[Records from a collection of figures]

_____

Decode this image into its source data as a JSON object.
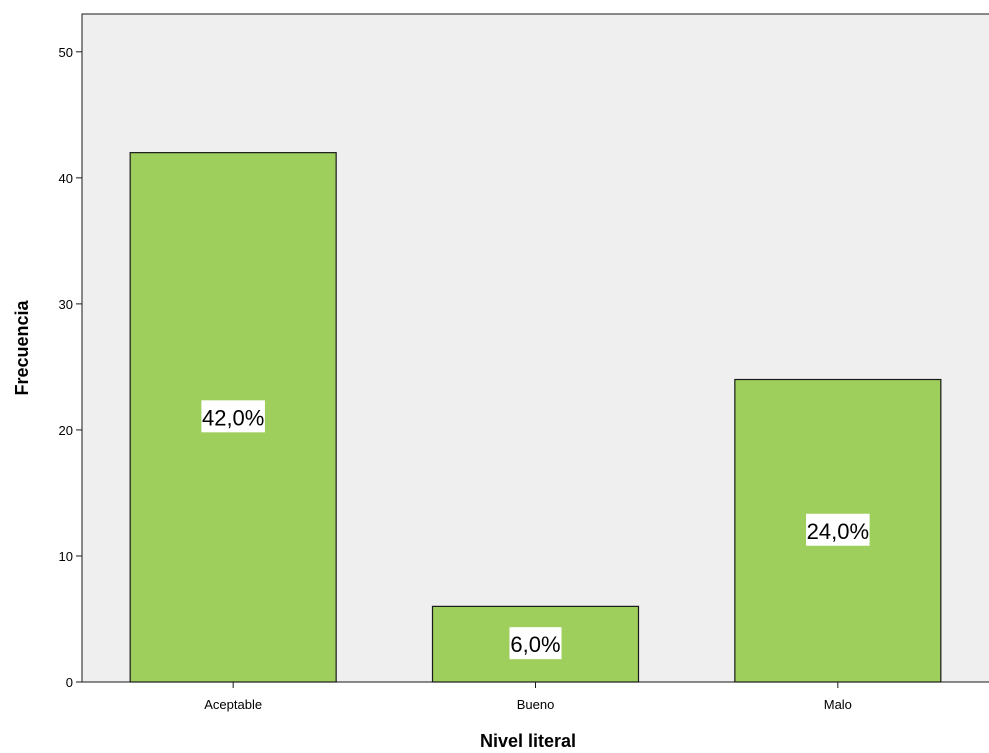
{
  "chart_data": {
    "type": "bar",
    "title": "",
    "xlabel": "Nivel literal",
    "ylabel": "Frecuencia",
    "categories": [
      "Aceptable",
      "Bueno",
      "Malo"
    ],
    "values": [
      42,
      6,
      24
    ],
    "data_labels": [
      "42,0%",
      "6,0%",
      "24,0%"
    ],
    "ylim": [
      0,
      53
    ],
    "yticks": [
      "0",
      "10",
      "20",
      "30",
      "40",
      "50"
    ],
    "ytick_values": [
      0,
      10,
      20,
      30,
      40,
      50
    ],
    "grid": false,
    "legend": "none",
    "colors": {
      "bar": "#9ecf5c",
      "bar_border": "#1a1a1a",
      "plot_background": "#efefef",
      "label_box": "#ffffff"
    }
  }
}
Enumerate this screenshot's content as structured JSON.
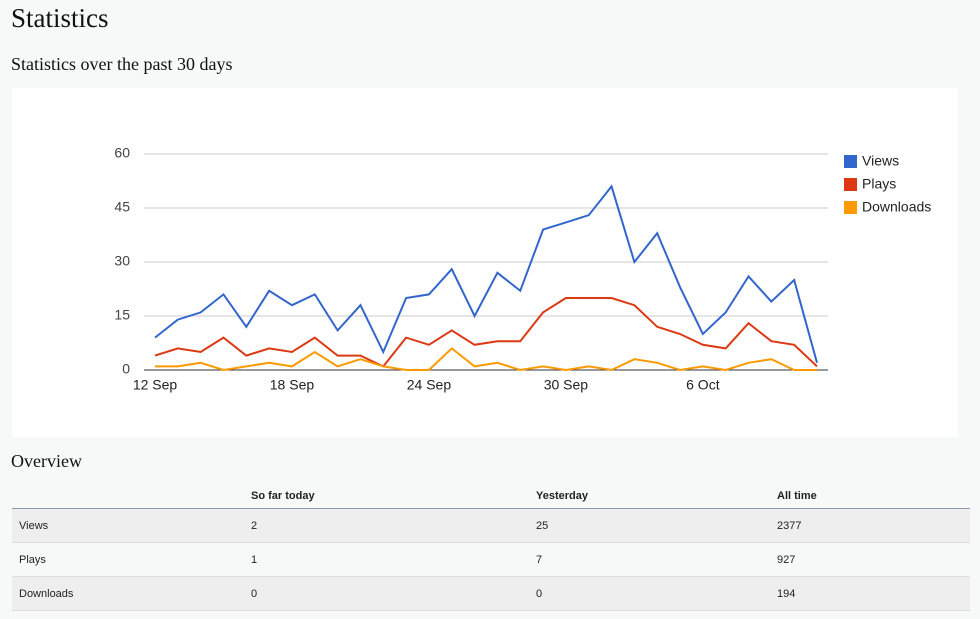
{
  "header": {
    "title": "Statistics"
  },
  "chart_data": {
    "type": "line",
    "title": "Statistics over the past 30 days",
    "categories": [
      "12 Sep",
      null,
      null,
      null,
      null,
      null,
      "18 Sep",
      null,
      null,
      null,
      null,
      null,
      "24 Sep",
      null,
      null,
      null,
      null,
      null,
      "30 Sep",
      null,
      null,
      null,
      null,
      null,
      "6 Oct",
      null,
      null,
      null,
      null,
      null
    ],
    "series": [
      {
        "name": "Views",
        "color": "#3366cc",
        "values": [
          9,
          14,
          16,
          21,
          12,
          22,
          18,
          21,
          11,
          18,
          5,
          20,
          21,
          28,
          15,
          27,
          22,
          39,
          41,
          43,
          51,
          30,
          38,
          23,
          10,
          16,
          26,
          19,
          25,
          2
        ]
      },
      {
        "name": "Plays",
        "color": "#dc3912",
        "values": [
          4,
          6,
          5,
          9,
          4,
          6,
          5,
          9,
          4,
          4,
          1,
          9,
          7,
          11,
          7,
          8,
          8,
          16,
          20,
          20,
          20,
          18,
          12,
          10,
          7,
          6,
          13,
          8,
          7,
          1
        ]
      },
      {
        "name": "Downloads",
        "color": "#ff9900",
        "values": [
          1,
          1,
          2,
          0,
          1,
          2,
          1,
          5,
          1,
          3,
          1,
          0,
          0,
          6,
          1,
          2,
          0,
          1,
          0,
          1,
          0,
          3,
          2,
          0,
          1,
          0,
          2,
          3,
          0,
          0
        ]
      }
    ],
    "ylim": [
      0,
      60
    ],
    "yticks": [
      0,
      15,
      30,
      45,
      60
    ],
    "grid": true,
    "legend": "right"
  },
  "overview": {
    "title": "Overview",
    "columns": [
      "So far today",
      "Yesterday",
      "All time"
    ],
    "rows": [
      [
        "Views",
        2,
        25,
        2377
      ],
      [
        "Plays",
        1,
        7,
        927
      ],
      [
        "Downloads",
        0,
        0,
        194
      ]
    ]
  }
}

_____

Set problem. Leave the pictures out and copy the rest of the data exactly.

Task result.
Decode this image into its source data as a JSON object.
{
  "chart_data": {
    "type": "bar",
    "title": "",
    "xlabel": "Nivel literal",
    "ylabel": "Frecuencia",
    "categories": [
      "Aceptable",
      "Bueno",
      "Malo"
    ],
    "values": [
      42,
      6,
      24
    ],
    "data_labels": [
      "42,0%",
      "6,0%",
      "24,0%"
    ],
    "ylim": [
      0,
      53
    ],
    "yticks": [
      "0",
      "10",
      "20",
      "30",
      "40",
      "50"
    ],
    "ytick_values": [
      0,
      10,
      20,
      30,
      40,
      50
    ],
    "grid": false,
    "legend": "none",
    "colors": {
      "bar": "#9ecf5c",
      "bar_border": "#1a1a1a",
      "plot_background": "#efefef",
      "label_box": "#ffffff"
    }
  }
}
Enumerate this screenshot's content as structured JSON.
{
  "header": {
    "title": "Statistics"
  },
  "chart_data": {
    "type": "line",
    "title": "Statistics over the past 30 days",
    "categories": [
      "12 Sep",
      null,
      null,
      null,
      null,
      null,
      "18 Sep",
      null,
      null,
      null,
      null,
      null,
      "24 Sep",
      null,
      null,
      null,
      null,
      null,
      "30 Sep",
      null,
      null,
      null,
      null,
      null,
      "6 Oct",
      null,
      null,
      null,
      null,
      null
    ],
    "series": [
      {
        "name": "Views",
        "color": "#3366cc",
        "values": [
          9,
          14,
          16,
          21,
          12,
          22,
          18,
          21,
          11,
          18,
          5,
          20,
          21,
          28,
          15,
          27,
          22,
          39,
          41,
          43,
          51,
          30,
          38,
          23,
          10,
          16,
          26,
          19,
          25,
          2
        ]
      },
      {
        "name": "Plays",
        "color": "#dc3912",
        "values": [
          4,
          6,
          5,
          9,
          4,
          6,
          5,
          9,
          4,
          4,
          1,
          9,
          7,
          11,
          7,
          8,
          8,
          16,
          20,
          20,
          20,
          18,
          12,
          10,
          7,
          6,
          13,
          8,
          7,
          1
        ]
      },
      {
        "name": "Downloads",
        "color": "#ff9900",
        "values": [
          1,
          1,
          2,
          0,
          1,
          2,
          1,
          5,
          1,
          3,
          1,
          0,
          0,
          6,
          1,
          2,
          0,
          1,
          0,
          1,
          0,
          3,
          2,
          0,
          1,
          0,
          2,
          3,
          0,
          0
        ]
      }
    ],
    "ylim": [
      0,
      60
    ],
    "yticks": [
      0,
      15,
      30,
      45,
      60
    ],
    "grid": true,
    "legend": "right"
  },
  "overview": {
    "title": "Overview",
    "columns": [
      "So far today",
      "Yesterday",
      "All time"
    ],
    "rows": [
      [
        "Views",
        2,
        25,
        2377
      ],
      [
        "Plays",
        1,
        7,
        927
      ],
      [
        "Downloads",
        0,
        0,
        194
      ]
    ]
  }
}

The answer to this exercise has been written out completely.